EXTRACTED TEXT —
# Test Classification Using LSTM

This Notebook tests the usage of `LSTM` for classification on test data genereated from [mk_test_data.py](./mk_test_data.py).

## Pre-amble

The following code cell imports the required libraries and sets up the notebook

In [None]:
import os
#TEST_REGISTRATION = os.environ.get('test_registration', False)
USE_GPU = os.environ.get('use_gpu', 1)

In [None]:
import sys
sys.path.append('../')

In [None]:
# Jupyter notebook Specific imports
%matplotlib inline

import warnings
#warnings.filterwarnings('ignore')

# Imports injecting into namespace
from tqdm.auto import tqdm
tqdm.pandas()

# General imports
import os
import json
import pickle
from pathlib import Path

import pandas as pd
import numpy as np
from getpass import getpass
import argparse

from sklearn.preprocessing import StandardScaler
from sklearn.exceptions import NotFittedError

import torch as T
from torch import nn
from pytorch_lightning import Trainer
from pytorch_lightning.callbacks import ModelCheckpoint

from lightsaber import constants as C
import lightsaber.data_utils.utils as du
from lightsaber.data_utils import pt_dataset as ptd
from lightsaber.trainers import pt_trainer as ptr

from lightsaber.model_lib.pt_sota_models import rnn

In [None]:
import logging
logging.basicConfig(level=logging.INFO)
log = logging.getLogger()
#log.setLevel(logging.DEBUG)
log.info('Ready to log')

In [None]:
import io

data_dir = Path('./data')
assert data_dir.is_dir()

expt_conf = f"""
tgt_col: treatment

idx_cols: 
    - id
    - time
time_order_col: 
    - time_history

feat_cols: 
    - prev_cov1
    - prev_treat

train:
    tgt_file: '{data_dir}/easiest_sim_shifted_TGT_train.csv'
    feat_file: '{data_dir}/easiest_sim_shifted_FEAT_train.csv'

val:
    tgt_file: '{data_dir}/easiest_sim_shifted_TGT_val.csv'
    feat_file: '{data_dir}/easiest_sim_shifted_FEAT_val.csv'
    
test:
    tgt_file: '{data_dir}/easiest_sim_shifted_TGT_test.csv'
    feat_file: '{data_dir}/easiest_sim_shifted_FEAT_test.csv'

category_map:
    prev_treat: [0, 1]
    
numerical: 
    - prev_cov1

normal_values:
    prev_cov1: 0.
    prev_treat: 0
"""
expt_conf = du.yaml.load(io.StringIO(expt_conf), Loader=du._Loader)

## Model Training

In general, user need to follow the following steps to train a `LSTM` for IHM model.

PROMPT — Extract word for word the stretch of the LSTM notebook from "from lightsaber.model_lib.pt_sota_models import" through "assert data_dir.is_dir()". The listing that comes next is separate material with no connection to the LSTM notebook.

MATERIAL —
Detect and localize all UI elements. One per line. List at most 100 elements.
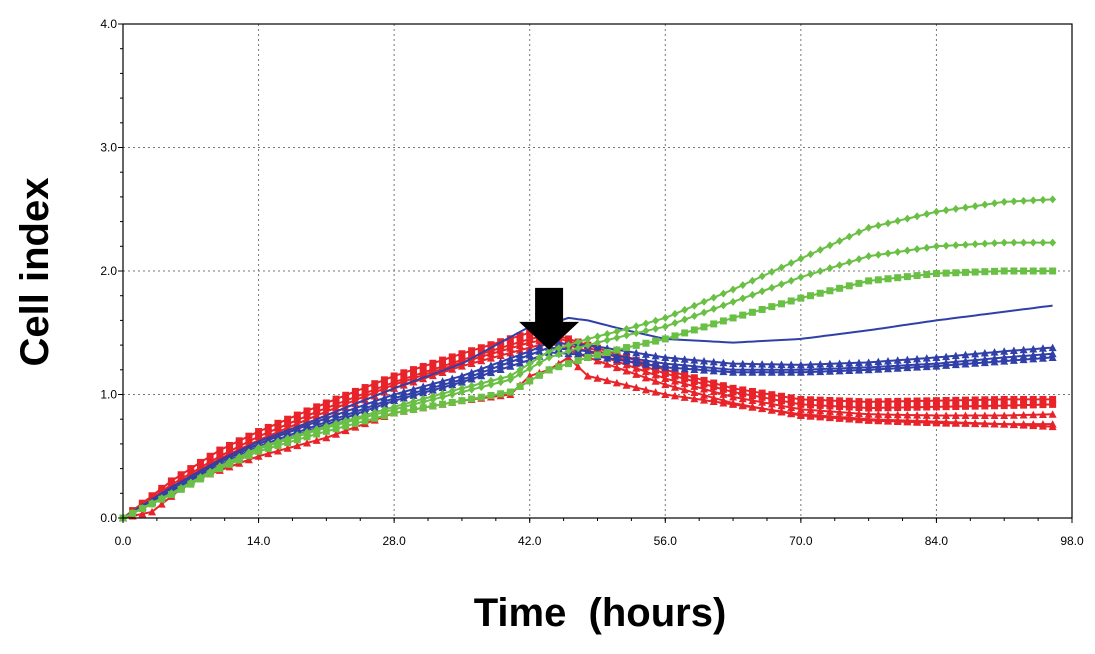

RESULT OF THIS TASK —
from lightsaber.model_lib.pt_sota_models import rnn

In [None]:
import logging
logging.basicConfig(level=logging.INFO)
log = logging.getLogger()
#log.setLevel(logging.DEBUG)
log.info('Ready to log')

In [None]:
import io

data_dir = Path('./data')
assert data_dir.is_dir()